Some records:
□ □ □

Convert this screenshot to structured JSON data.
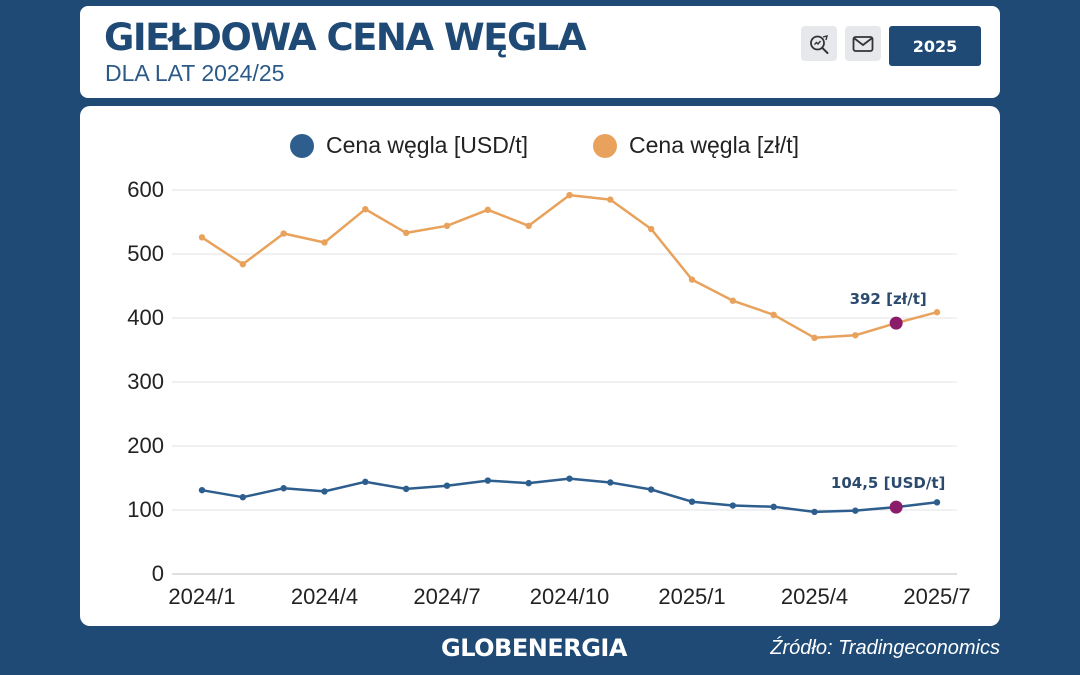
{
  "header": {
    "title": "GIEŁDOWA CENA WĘGLA",
    "subtitle": "DLA LAT 2024/25",
    "year_button": "2025",
    "icons": [
      "search-icon",
      "mail-icon"
    ]
  },
  "footer": {
    "logo": "GLOBENERGIA",
    "source": "Źródło: Tradingeconomics"
  },
  "colors": {
    "background": "#1f4a75",
    "usd_series": "#2d5e8e",
    "pln_series": "#e8a25c",
    "highlight": "#8a1c6a",
    "annotation_text": "#2c4a6e"
  },
  "chart_data": {
    "type": "line",
    "x": [
      "2024/1",
      "2024/2",
      "2024/3",
      "2024/4",
      "2024/5",
      "2024/6",
      "2024/7",
      "2024/8",
      "2024/9",
      "2024/10",
      "2024/11",
      "2024/12",
      "2025/1",
      "2025/2",
      "2025/3",
      "2025/4",
      "2025/5",
      "2025/6",
      "2025/7"
    ],
    "xticks": [
      "2024/1",
      "2024/4",
      "2024/7",
      "2024/10",
      "2025/1",
      "2025/4",
      "2025/7"
    ],
    "yticks": [
      0,
      100,
      200,
      300,
      400,
      500,
      600
    ],
    "ylim": [
      0,
      600
    ],
    "grid": true,
    "legend": "top-center",
    "series": [
      {
        "name": "Cena węgla [USD/t]",
        "color": "#2d5e8e",
        "values": [
          131,
          120,
          134,
          129,
          144,
          133,
          138,
          146,
          142,
          149,
          143,
          132,
          113,
          107,
          105,
          97,
          99,
          104.5,
          112
        ]
      },
      {
        "name": "Cena węgla [zł/t]",
        "color": "#e8a25c",
        "values": [
          526,
          484,
          532,
          518,
          570,
          533,
          544,
          569,
          544,
          592,
          585,
          539,
          460,
          427,
          405,
          369,
          373,
          392,
          409
        ]
      }
    ],
    "annotations": [
      {
        "series": 1,
        "index": 17,
        "text": "392 [zł/t]"
      },
      {
        "series": 0,
        "index": 17,
        "text": "104,5 [USD/t]"
      }
    ]
  }
}
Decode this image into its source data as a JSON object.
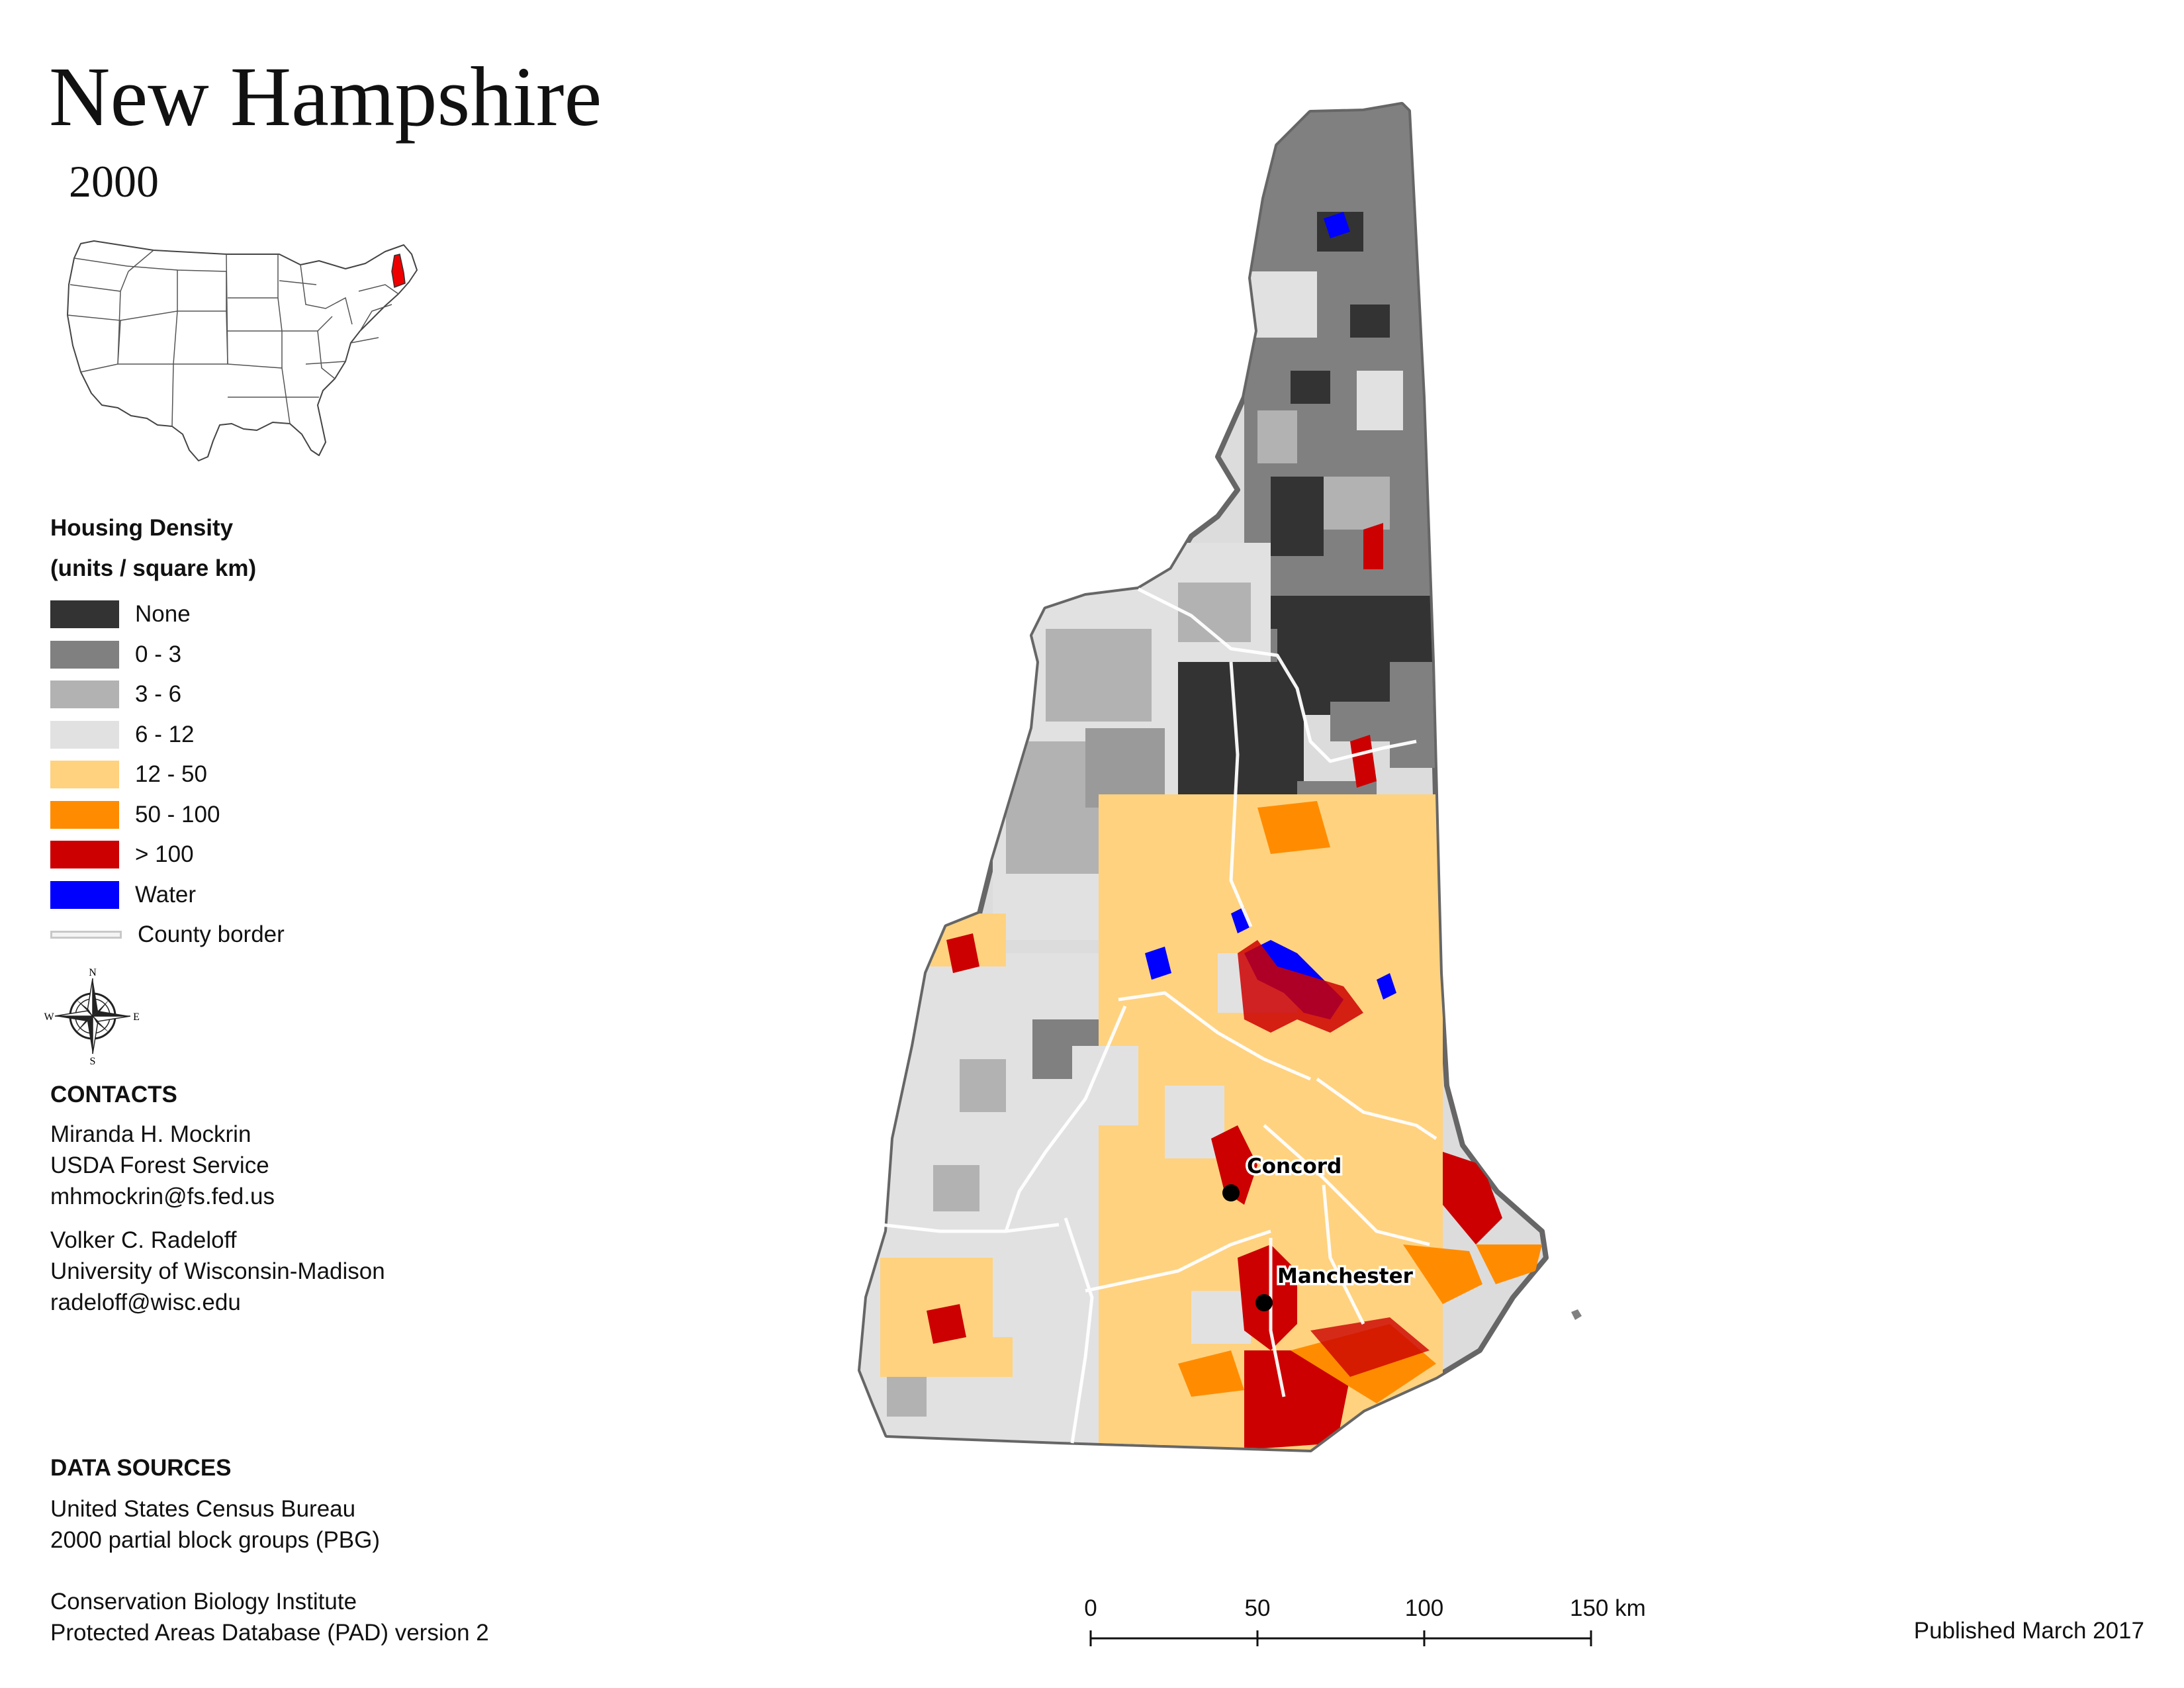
{
  "title": "New Hampshire",
  "year": "2000",
  "legend": {
    "title_line1": "Housing Density",
    "title_line2": "(units / square km)",
    "items": [
      {
        "label": "None",
        "color": "#333333"
      },
      {
        "label": "0 - 3",
        "color": "#808080"
      },
      {
        "label": "3 - 6",
        "color": "#b2b2b2"
      },
      {
        "label": "6 - 12",
        "color": "#e1e1e1"
      },
      {
        "label": "12 - 50",
        "color": "#ffd27f"
      },
      {
        "label": "50 - 100",
        "color": "#ff8c00"
      },
      {
        "label": "> 100",
        "color": "#cc0000"
      },
      {
        "label": "Water",
        "color": "#0000ff"
      }
    ],
    "county_border_label": "County border",
    "county_border_color": "#c8c8c8"
  },
  "compass": {
    "n": "N",
    "s": "S",
    "e": "E",
    "w": "W"
  },
  "contacts": {
    "heading": "CONTACTS",
    "people": [
      {
        "name": "Miranda H. Mockrin",
        "org": "USDA Forest Service",
        "email": "mhmockrin@fs.fed.us"
      },
      {
        "name": "Volker C. Radeloff",
        "org": "University of Wisconsin-Madison",
        "email": "radeloff@wisc.edu"
      }
    ]
  },
  "data_sources": {
    "heading": "DATA SOURCES",
    "sources": [
      {
        "line1": "United States Census Bureau",
        "line2": "2000 partial block groups (PBG)"
      },
      {
        "line1": "Conservation Biology Institute",
        "line2": "Protected Areas Database (PAD) version 2"
      }
    ]
  },
  "cities": [
    {
      "name": "Concord"
    },
    {
      "name": "Manchester"
    }
  ],
  "scale_bar": {
    "ticks": [
      "0",
      "50",
      "100",
      "150 km"
    ]
  },
  "published": "Published March 2017"
}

□ □ □

Aim — Looking at the records above, extract only the lines from the one with "Decode this image" through the last line, exactly, with the pictures left out.

Complete output —
Decode this image into its source data as a JSON object.
{
  "title": "New Hampshire",
  "year": "2000",
  "legend": {
    "title_line1": "Housing Density",
    "title_line2": "(units / square km)",
    "items": [
      {
        "label": "None",
        "color": "#333333"
      },
      {
        "label": "0 - 3",
        "color": "#808080"
      },
      {
        "label": "3 - 6",
        "color": "#b2b2b2"
      },
      {
        "label": "6 - 12",
        "color": "#e1e1e1"
      },
      {
        "label": "12 - 50",
        "color": "#ffd27f"
      },
      {
        "label": "50 - 100",
        "color": "#ff8c00"
      },
      {
        "label": "> 100",
        "color": "#cc0000"
      },
      {
        "label": "Water",
        "color": "#0000ff"
      }
    ],
    "county_border_label": "County border",
    "county_border_color": "#c8c8c8"
  },
  "compass": {
    "n": "N",
    "s": "S",
    "e": "E",
    "w": "W"
  },
  "contacts": {
    "heading": "CONTACTS",
    "people": [
      {
        "name": "Miranda H. Mockrin",
        "org": "USDA Forest Service",
        "email": "mhmockrin@fs.fed.us"
      },
      {
        "name": "Volker C. Radeloff",
        "org": "University of Wisconsin-Madison",
        "email": "radeloff@wisc.edu"
      }
    ]
  },
  "data_sources": {
    "heading": "DATA SOURCES",
    "sources": [
      {
        "line1": "United States Census Bureau",
        "line2": "2000 partial block groups (PBG)"
      },
      {
        "line1": "Conservation Biology Institute",
        "line2": "Protected Areas Database (PAD) version 2"
      }
    ]
  },
  "cities": [
    {
      "name": "Concord"
    },
    {
      "name": "Manchester"
    }
  ],
  "scale_bar": {
    "ticks": [
      "0",
      "50",
      "100",
      "150 km"
    ]
  },
  "published": "Published March 2017"
}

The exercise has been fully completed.